## Given instruction
Give the number of lines containing the word "header", and nothing else.
.....
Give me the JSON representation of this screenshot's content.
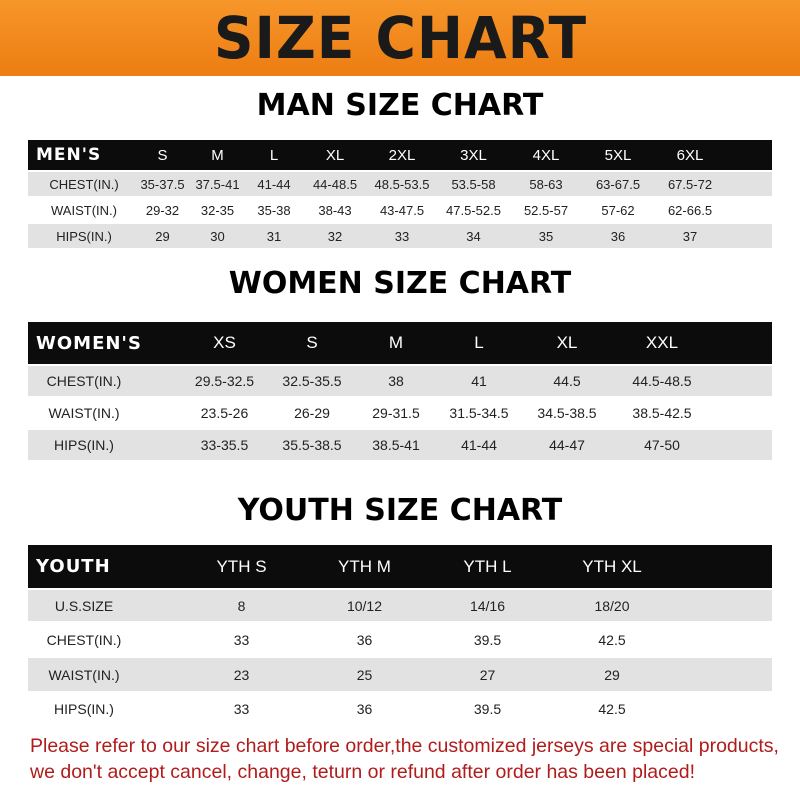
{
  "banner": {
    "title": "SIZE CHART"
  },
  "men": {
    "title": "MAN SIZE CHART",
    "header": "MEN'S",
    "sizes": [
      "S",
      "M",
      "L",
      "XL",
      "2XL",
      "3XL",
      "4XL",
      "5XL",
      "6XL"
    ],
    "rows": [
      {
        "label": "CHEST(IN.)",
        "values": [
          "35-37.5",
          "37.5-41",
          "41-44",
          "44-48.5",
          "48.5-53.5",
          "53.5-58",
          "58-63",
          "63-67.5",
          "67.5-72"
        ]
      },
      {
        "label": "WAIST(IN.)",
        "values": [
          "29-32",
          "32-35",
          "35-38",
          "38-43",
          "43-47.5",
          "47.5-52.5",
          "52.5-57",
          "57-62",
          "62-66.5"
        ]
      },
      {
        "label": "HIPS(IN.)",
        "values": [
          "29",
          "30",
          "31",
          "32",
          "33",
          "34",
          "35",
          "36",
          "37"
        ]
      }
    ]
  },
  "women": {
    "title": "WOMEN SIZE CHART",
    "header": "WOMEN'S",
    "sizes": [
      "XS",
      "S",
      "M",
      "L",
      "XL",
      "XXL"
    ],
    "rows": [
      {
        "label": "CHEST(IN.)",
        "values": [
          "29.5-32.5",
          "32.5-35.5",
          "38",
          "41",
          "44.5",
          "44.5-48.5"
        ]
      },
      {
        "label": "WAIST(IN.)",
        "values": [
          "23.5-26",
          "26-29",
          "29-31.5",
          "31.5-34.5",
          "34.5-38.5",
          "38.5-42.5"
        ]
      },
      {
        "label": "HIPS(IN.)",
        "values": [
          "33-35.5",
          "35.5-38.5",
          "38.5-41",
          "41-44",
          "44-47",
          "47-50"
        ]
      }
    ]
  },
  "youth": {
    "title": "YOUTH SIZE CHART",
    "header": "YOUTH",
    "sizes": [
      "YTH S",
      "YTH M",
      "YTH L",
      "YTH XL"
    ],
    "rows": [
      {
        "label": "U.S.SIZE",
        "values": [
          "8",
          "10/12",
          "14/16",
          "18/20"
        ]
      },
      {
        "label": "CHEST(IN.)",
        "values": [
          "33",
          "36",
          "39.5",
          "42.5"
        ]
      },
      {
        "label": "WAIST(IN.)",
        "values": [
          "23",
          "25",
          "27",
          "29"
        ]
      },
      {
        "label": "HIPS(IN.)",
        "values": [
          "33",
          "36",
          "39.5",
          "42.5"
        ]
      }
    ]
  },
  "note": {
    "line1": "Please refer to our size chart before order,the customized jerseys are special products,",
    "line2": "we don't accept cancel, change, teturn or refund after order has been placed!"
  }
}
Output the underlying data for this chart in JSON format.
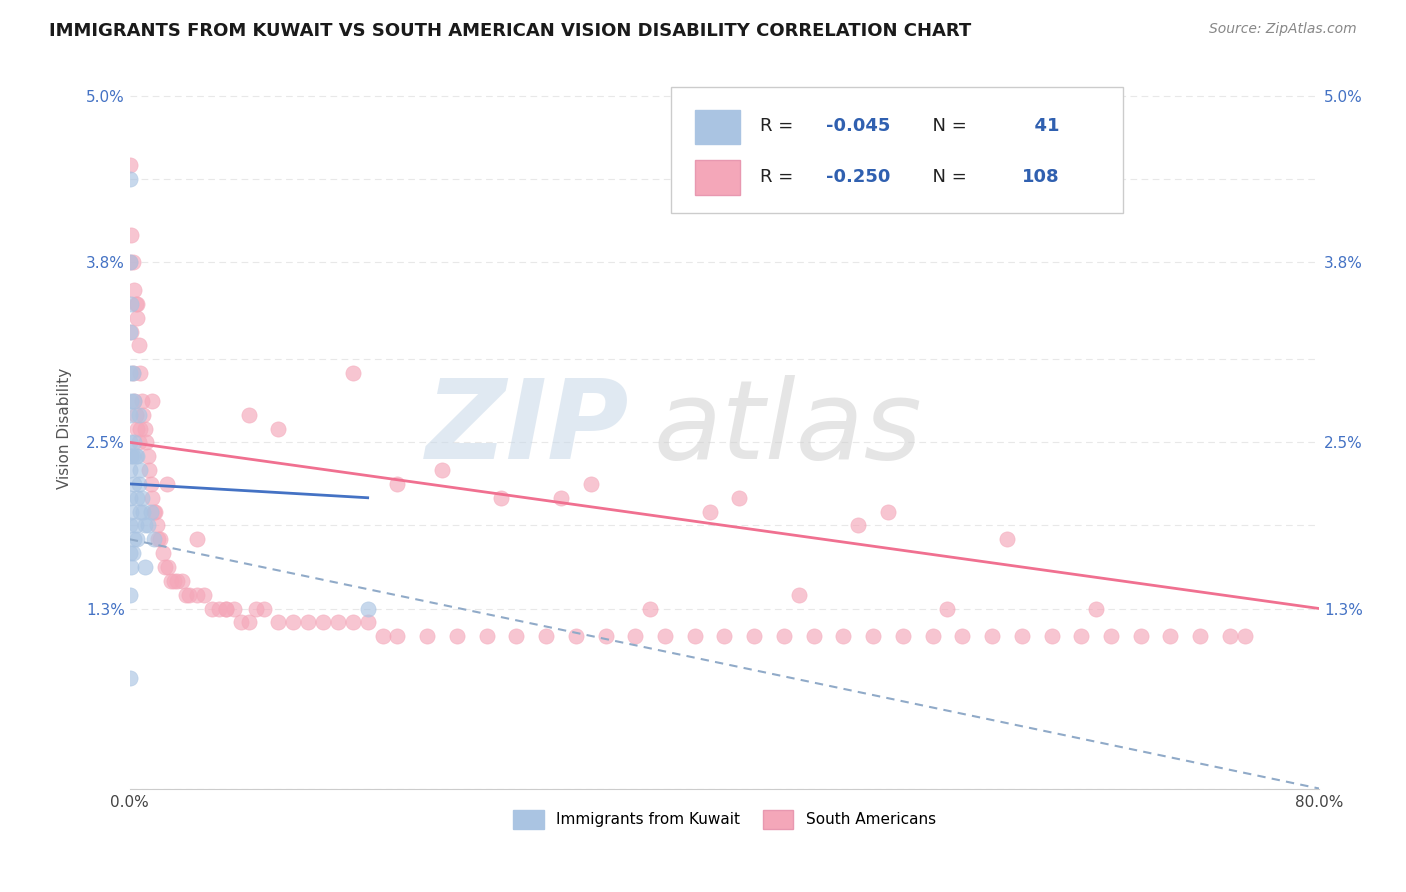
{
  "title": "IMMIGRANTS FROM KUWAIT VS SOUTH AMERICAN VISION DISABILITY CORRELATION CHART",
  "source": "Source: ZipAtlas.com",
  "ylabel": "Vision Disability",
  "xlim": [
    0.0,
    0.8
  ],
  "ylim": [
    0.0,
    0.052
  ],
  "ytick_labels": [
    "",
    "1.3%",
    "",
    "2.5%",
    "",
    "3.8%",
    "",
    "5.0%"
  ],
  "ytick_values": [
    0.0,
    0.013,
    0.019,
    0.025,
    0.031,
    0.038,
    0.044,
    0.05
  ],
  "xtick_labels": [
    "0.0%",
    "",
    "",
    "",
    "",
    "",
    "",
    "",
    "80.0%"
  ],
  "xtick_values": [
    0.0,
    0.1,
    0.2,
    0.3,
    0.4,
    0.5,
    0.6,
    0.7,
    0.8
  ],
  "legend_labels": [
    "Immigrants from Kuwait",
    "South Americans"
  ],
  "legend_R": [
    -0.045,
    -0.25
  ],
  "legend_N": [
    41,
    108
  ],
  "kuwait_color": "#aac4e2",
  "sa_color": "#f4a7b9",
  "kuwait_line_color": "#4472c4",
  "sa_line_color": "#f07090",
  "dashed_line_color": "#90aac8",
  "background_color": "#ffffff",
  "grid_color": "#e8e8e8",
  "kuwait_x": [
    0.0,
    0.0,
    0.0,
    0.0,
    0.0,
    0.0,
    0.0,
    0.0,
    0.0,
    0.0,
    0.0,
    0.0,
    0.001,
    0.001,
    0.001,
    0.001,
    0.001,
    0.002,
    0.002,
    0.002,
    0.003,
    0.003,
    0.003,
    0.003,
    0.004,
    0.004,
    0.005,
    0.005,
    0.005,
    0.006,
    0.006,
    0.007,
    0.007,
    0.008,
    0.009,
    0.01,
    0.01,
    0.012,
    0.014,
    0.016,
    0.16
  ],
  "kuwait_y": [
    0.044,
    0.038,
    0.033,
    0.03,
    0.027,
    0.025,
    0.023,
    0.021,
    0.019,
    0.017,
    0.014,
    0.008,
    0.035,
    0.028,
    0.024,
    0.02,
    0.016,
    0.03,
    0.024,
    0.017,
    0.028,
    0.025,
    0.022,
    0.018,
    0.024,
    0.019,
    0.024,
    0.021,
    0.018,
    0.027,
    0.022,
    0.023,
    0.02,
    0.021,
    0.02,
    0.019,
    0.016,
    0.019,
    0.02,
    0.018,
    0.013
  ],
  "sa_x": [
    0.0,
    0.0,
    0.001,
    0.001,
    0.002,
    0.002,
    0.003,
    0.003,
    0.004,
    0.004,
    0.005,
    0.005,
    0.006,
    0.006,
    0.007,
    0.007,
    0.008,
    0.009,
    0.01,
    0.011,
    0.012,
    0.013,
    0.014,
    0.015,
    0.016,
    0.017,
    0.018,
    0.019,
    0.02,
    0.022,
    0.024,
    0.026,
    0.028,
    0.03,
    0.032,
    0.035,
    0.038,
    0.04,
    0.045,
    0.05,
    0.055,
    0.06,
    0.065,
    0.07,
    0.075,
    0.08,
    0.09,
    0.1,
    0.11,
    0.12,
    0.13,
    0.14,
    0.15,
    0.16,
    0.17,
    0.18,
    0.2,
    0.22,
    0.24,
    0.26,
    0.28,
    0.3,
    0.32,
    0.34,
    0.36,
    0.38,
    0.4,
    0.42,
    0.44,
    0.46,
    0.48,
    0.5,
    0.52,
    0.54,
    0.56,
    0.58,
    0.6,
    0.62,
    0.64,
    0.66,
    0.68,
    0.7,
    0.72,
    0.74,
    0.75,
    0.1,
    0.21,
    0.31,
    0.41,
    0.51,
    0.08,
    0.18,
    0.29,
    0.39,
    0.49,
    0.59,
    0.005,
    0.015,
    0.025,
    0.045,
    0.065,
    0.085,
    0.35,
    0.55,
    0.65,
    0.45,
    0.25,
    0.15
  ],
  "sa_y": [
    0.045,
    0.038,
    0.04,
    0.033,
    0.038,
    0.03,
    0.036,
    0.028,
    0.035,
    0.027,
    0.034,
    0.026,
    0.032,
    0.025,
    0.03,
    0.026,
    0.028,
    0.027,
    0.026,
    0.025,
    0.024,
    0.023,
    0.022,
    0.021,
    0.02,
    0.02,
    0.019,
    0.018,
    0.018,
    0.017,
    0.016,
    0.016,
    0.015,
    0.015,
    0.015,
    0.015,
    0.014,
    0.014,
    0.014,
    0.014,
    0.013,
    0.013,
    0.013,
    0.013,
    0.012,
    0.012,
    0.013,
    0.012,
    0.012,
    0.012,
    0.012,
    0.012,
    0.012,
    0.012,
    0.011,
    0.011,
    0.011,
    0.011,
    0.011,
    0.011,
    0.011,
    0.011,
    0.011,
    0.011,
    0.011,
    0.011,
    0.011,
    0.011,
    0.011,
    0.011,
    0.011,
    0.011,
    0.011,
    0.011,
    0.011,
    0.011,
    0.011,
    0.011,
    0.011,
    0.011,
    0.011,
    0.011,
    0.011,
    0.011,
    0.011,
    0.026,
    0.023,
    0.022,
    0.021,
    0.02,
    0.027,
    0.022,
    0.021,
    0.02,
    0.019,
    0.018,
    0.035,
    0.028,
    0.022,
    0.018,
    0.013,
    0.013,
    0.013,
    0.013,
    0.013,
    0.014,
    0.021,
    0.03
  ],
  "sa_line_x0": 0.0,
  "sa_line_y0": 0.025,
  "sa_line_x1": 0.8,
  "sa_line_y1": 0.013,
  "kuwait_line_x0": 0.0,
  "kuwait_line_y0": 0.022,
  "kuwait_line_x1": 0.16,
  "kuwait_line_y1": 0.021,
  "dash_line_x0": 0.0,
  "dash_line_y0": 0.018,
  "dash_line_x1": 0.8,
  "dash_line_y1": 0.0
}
.....
## Full answer
3